--- Start Information given ---

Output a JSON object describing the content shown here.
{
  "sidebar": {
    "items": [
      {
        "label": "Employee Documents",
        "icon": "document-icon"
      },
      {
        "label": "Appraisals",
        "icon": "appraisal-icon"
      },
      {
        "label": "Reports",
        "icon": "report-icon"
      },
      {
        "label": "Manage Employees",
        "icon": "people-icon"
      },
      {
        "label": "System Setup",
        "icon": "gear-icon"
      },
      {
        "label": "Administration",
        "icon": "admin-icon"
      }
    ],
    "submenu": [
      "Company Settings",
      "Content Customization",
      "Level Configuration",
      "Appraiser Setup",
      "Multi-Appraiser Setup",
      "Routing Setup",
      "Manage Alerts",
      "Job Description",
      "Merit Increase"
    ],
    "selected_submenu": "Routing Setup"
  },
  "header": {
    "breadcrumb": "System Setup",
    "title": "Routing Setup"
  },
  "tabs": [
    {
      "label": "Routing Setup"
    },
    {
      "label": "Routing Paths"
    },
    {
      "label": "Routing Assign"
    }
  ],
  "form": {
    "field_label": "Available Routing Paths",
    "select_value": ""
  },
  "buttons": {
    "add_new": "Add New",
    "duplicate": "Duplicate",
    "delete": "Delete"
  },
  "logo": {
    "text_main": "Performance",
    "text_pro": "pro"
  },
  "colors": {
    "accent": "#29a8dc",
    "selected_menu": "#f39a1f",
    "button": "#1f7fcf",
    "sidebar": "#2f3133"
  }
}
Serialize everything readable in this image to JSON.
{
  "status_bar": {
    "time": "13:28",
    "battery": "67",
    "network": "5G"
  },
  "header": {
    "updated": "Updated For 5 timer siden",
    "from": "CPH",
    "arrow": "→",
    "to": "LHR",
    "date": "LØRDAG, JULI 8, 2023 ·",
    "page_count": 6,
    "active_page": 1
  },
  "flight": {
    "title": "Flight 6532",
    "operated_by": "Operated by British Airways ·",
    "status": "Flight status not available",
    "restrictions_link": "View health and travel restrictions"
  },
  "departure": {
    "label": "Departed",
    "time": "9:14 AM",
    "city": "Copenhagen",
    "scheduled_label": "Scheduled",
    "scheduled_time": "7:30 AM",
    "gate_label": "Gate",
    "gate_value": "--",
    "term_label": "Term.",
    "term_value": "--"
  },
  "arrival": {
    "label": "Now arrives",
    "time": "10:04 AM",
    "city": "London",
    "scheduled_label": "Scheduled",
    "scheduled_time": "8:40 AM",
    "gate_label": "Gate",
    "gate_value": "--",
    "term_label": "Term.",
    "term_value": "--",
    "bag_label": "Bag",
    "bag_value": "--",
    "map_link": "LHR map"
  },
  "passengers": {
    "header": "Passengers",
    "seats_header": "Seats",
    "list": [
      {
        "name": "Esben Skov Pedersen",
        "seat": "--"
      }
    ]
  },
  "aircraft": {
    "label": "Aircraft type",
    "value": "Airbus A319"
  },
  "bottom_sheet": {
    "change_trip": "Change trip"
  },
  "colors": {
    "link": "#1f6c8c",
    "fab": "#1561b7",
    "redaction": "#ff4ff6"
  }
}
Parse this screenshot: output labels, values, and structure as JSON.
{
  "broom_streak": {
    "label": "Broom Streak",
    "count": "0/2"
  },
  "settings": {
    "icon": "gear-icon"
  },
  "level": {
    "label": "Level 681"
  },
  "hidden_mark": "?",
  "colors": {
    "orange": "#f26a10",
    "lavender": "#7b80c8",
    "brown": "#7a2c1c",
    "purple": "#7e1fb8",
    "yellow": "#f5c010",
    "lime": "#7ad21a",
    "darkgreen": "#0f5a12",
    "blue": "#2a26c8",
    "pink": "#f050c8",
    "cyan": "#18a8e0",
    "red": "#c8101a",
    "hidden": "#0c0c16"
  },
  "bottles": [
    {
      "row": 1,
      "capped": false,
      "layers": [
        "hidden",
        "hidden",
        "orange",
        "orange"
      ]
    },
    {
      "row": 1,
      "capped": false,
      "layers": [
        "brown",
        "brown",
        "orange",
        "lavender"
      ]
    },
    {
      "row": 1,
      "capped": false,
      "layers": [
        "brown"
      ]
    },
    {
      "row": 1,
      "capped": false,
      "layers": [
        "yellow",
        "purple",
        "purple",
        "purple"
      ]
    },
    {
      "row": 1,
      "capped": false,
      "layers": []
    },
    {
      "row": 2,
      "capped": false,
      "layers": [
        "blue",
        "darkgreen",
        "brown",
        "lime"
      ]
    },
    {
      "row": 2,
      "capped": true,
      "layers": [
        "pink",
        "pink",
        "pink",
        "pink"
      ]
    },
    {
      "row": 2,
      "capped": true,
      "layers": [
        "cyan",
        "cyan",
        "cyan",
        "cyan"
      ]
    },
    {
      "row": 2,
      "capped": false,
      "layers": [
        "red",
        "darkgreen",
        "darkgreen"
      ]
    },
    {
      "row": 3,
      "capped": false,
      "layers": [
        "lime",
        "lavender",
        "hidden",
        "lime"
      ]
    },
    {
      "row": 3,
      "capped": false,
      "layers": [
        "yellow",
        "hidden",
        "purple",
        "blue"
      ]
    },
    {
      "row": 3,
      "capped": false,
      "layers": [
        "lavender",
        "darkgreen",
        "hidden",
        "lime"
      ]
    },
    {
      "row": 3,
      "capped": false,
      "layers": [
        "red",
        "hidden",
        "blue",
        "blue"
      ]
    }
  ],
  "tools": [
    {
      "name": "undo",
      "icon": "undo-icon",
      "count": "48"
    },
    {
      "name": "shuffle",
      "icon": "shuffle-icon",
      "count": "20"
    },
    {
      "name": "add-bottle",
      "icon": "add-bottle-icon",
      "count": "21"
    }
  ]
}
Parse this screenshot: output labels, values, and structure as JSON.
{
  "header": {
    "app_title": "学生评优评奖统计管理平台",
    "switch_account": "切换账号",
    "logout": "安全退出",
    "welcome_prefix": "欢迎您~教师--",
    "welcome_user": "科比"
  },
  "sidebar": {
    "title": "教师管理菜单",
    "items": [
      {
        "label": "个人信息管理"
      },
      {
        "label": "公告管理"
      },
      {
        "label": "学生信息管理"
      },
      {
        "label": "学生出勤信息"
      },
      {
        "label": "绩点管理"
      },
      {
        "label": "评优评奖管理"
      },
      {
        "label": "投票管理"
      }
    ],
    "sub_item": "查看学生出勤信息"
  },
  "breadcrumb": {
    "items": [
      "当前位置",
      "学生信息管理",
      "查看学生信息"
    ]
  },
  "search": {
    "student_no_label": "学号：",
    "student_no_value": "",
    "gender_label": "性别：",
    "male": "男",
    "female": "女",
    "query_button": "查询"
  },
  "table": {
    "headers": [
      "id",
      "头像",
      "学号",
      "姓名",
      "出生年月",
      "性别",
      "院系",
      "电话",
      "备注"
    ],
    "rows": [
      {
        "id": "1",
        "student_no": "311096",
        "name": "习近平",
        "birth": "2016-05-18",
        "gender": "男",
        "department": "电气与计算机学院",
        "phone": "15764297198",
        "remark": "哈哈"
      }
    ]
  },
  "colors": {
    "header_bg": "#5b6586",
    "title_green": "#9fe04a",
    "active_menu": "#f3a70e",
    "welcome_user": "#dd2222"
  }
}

--- End Information given ---

Stated exercise ▸ All of the records must be retyped exactly as they are.

Expected answer ▸
Output a JSON object describing the content shown here.
{
  "sidebar": {
    "items": [
      {
        "label": "Employee Documents",
        "icon": "document-icon"
      },
      {
        "label": "Appraisals",
        "icon": "appraisal-icon"
      },
      {
        "label": "Reports",
        "icon": "report-icon"
      },
      {
        "label": "Manage Employees",
        "icon": "people-icon"
      },
      {
        "label": "System Setup",
        "icon": "gear-icon"
      },
      {
        "label": "Administration",
        "icon": "admin-icon"
      }
    ],
    "submenu": [
      "Company Settings",
      "Content Customization",
      "Level Configuration",
      "Appraiser Setup",
      "Multi-Appraiser Setup",
      "Routing Setup",
      "Manage Alerts",
      "Job Description",
      "Merit Increase"
    ],
    "selected_submenu": "Routing Setup"
  },
  "header": {
    "breadcrumb": "System Setup",
    "title": "Routing Setup"
  },
  "tabs": [
    {
      "label": "Routing Setup"
    },
    {
      "label": "Routing Paths"
    },
    {
      "label": "Routing Assign"
    }
  ],
  "form": {
    "field_label": "Available Routing Paths",
    "select_value": ""
  },
  "buttons": {
    "add_new": "Add New",
    "duplicate": "Duplicate",
    "delete": "Delete"
  },
  "logo": {
    "text_main": "Performance",
    "text_pro": "pro"
  },
  "colors": {
    "accent": "#29a8dc",
    "selected_menu": "#f39a1f",
    "button": "#1f7fcf",
    "sidebar": "#2f3133"
  }
}
Serialize everything readable in this image to JSON.
{
  "status_bar": {
    "time": "13:28",
    "battery": "67",
    "network": "5G"
  },
  "header": {
    "updated": "Updated For 5 timer siden",
    "from": "CPH",
    "arrow": "→",
    "to": "LHR",
    "date": "LØRDAG, JULI 8, 2023 ·",
    "page_count": 6,
    "active_page": 1
  },
  "flight": {
    "title": "Flight 6532",
    "operated_by": "Operated by British Airways ·",
    "status": "Flight status not available",
    "restrictions_link": "View health and travel restrictions"
  },
  "departure": {
    "label": "Departed",
    "time": "9:14 AM",
    "city": "Copenhagen",
    "scheduled_label": "Scheduled",
    "scheduled_time": "7:30 AM",
    "gate_label": "Gate",
    "gate_value": "--",
    "term_label": "Term.",
    "term_value": "--"
  },
  "arrival": {
    "label": "Now arrives",
    "time": "10:04 AM",
    "city": "London",
    "scheduled_label": "Scheduled",
    "scheduled_time": "8:40 AM",
    "gate_label": "Gate",
    "gate_value": "--",
    "term_label": "Term.",
    "term_value": "--",
    "bag_label": "Bag",
    "bag_value": "--",
    "map_link": "LHR map"
  },
  "passengers": {
    "header": "Passengers",
    "seats_header": "Seats",
    "list": [
      {
        "name": "Esben Skov Pedersen",
        "seat": "--"
      }
    ]
  },
  "aircraft": {
    "label": "Aircraft type",
    "value": "Airbus A319"
  },
  "bottom_sheet": {
    "change_trip": "Change trip"
  },
  "colors": {
    "link": "#1f6c8c",
    "fab": "#1561b7",
    "redaction": "#ff4ff6"
  }
}
Parse this screenshot: output labels, values, and structure as JSON.
{
  "broom_streak": {
    "label": "Broom Streak",
    "count": "0/2"
  },
  "settings": {
    "icon": "gear-icon"
  },
  "level": {
    "label": "Level 681"
  },
  "hidden_mark": "?",
  "colors": {
    "orange": "#f26a10",
    "lavender": "#7b80c8",
    "brown": "#7a2c1c",
    "purple": "#7e1fb8",
    "yellow": "#f5c010",
    "lime": "#7ad21a",
    "darkgreen": "#0f5a12",
    "blue": "#2a26c8",
    "pink": "#f050c8",
    "cyan": "#18a8e0",
    "red": "#c8101a",
    "hidden": "#0c0c16"
  },
  "bottles": [
    {
      "row": 1,
      "capped": false,
      "layers": [
        "hidden",
        "hidden",
        "orange",
        "orange"
      ]
    },
    {
      "row": 1,
      "capped": false,
      "layers": [
        "brown",
        "brown",
        "orange",
        "lavender"
      ]
    },
    {
      "row": 1,
      "capped": false,
      "layers": [
        "brown"
      ]
    },
    {
      "row": 1,
      "capped": false,
      "layers": [
        "yellow",
        "purple",
        "purple",
        "purple"
      ]
    },
    {
      "row": 1,
      "capped": false,
      "layers": []
    },
    {
      "row": 2,
      "capped": false,
      "layers": [
        "blue",
        "darkgreen",
        "brown",
        "lime"
      ]
    },
    {
      "row": 2,
      "capped": true,
      "layers": [
        "pink",
        "pink",
        "pink",
        "pink"
      ]
    },
    {
      "row": 2,
      "capped": true,
      "layers": [
        "cyan",
        "cyan",
        "cyan",
        "cyan"
      ]
    },
    {
      "row": 2,
      "capped": false,
      "layers": [
        "red",
        "darkgreen",
        "darkgreen"
      ]
    },
    {
      "row": 3,
      "capped": false,
      "layers": [
        "lime",
        "lavender",
        "hidden",
        "lime"
      ]
    },
    {
      "row": 3,
      "capped": false,
      "layers": [
        "yellow",
        "hidden",
        "purple",
        "blue"
      ]
    },
    {
      "row": 3,
      "capped": false,
      "layers": [
        "lavender",
        "darkgreen",
        "hidden",
        "lime"
      ]
    },
    {
      "row": 3,
      "capped": false,
      "layers": [
        "red",
        "hidden",
        "blue",
        "blue"
      ]
    }
  ],
  "tools": [
    {
      "name": "undo",
      "icon": "undo-icon",
      "count": "48"
    },
    {
      "name": "shuffle",
      "icon": "shuffle-icon",
      "count": "20"
    },
    {
      "name": "add-bottle",
      "icon": "add-bottle-icon",
      "count": "21"
    }
  ]
}
Parse this screenshot: output labels, values, and structure as JSON.
{
  "header": {
    "app_title": "学生评优评奖统计管理平台",
    "switch_account": "切换账号",
    "logout": "安全退出",
    "welcome_prefix": "欢迎您~教师--",
    "welcome_user": "科比"
  },
  "sidebar": {
    "title": "教师管理菜单",
    "items": [
      {
        "label": "个人信息管理"
      },
      {
        "label": "公告管理"
      },
      {
        "label": "学生信息管理"
      },
      {
        "label": "学生出勤信息"
      },
      {
        "label": "绩点管理"
      },
      {
        "label": "评优评奖管理"
      },
      {
        "label": "投票管理"
      }
    ],
    "sub_item": "查看学生出勤信息"
  },
  "breadcrumb": {
    "items": [
      "当前位置",
      "学生信息管理",
      "查看学生信息"
    ]
  },
  "search": {
    "student_no_label": "学号：",
    "student_no_value": "",
    "gender_label": "性别：",
    "male": "男",
    "female": "女",
    "query_button": "查询"
  },
  "table": {
    "headers": [
      "id",
      "头像",
      "学号",
      "姓名",
      "出生年月",
      "性别",
      "院系",
      "电话",
      "备注"
    ],
    "rows": [
      {
        "id": "1",
        "student_no": "311096",
        "name": "习近平",
        "birth": "2016-05-18",
        "gender": "男",
        "department": "电气与计算机学院",
        "phone": "15764297198",
        "remark": "哈哈"
      }
    ]
  },
  "colors": {
    "header_bg": "#5b6586",
    "title_green": "#9fe04a",
    "active_menu": "#f3a70e",
    "welcome_user": "#dd2222"
  }
}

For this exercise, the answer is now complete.